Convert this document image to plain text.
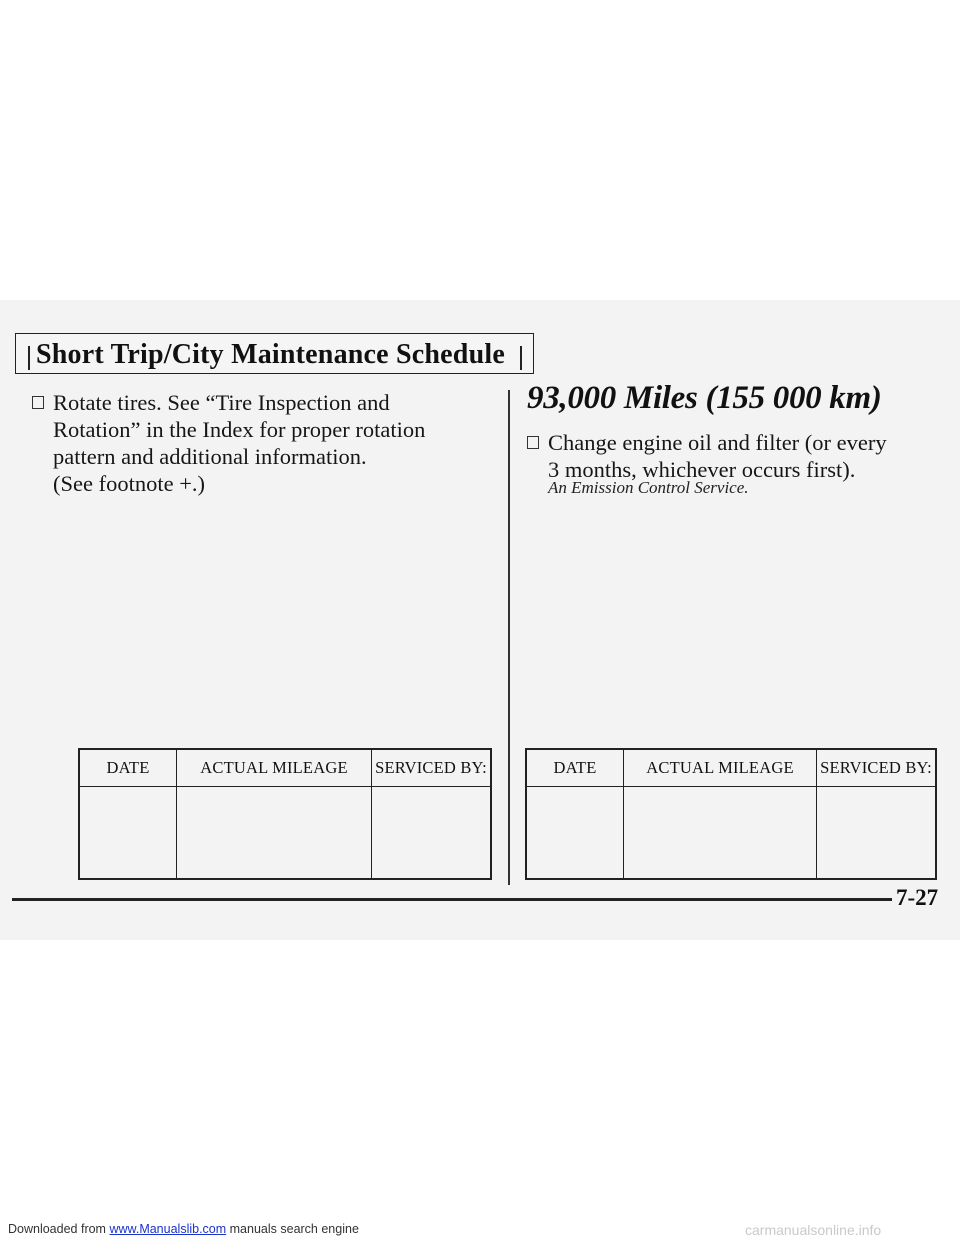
Short Trip/City Maintenance Schedule
Rotate tires. See “Tire Inspection and
Rotation” in the Index for proper rotation
pattern and additional information.
(See footnote +.)
93,000 Miles (155 000 km)
Change engine oil and filter (or every
3 months, whichever occurs first).
An Emission Control Service.
DATE	ACTUAL MILEAGE	SERVICED BY:
			DATE	ACTUAL MILEAGE	SERVICED BY:

7-27
Downloaded from www.Manualslib.com manuals search engine	carmanualsonline.info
───
Problem
Print all of the entries word for word. Omit the pictures they contain.

Solution
Convert this document image to plain text.
Short Trip/City Maintenance Schedule
Rotate tires. See “Tire Inspection and
Rotation” in the Index for proper rotation
pattern and additional information.
(See footnote +.)
93,000 Miles (155 000 km)
Change engine oil and filter (or every
3 months, whichever occurs first).
An Emission Control Service.
DATE	ACTUAL MILEAGE	SERVICED BY:
			DATE	ACTUAL MILEAGE	SERVICED BY:

7-27
Downloaded from www.Manualslib.com manuals search engine	carmanualsonline.info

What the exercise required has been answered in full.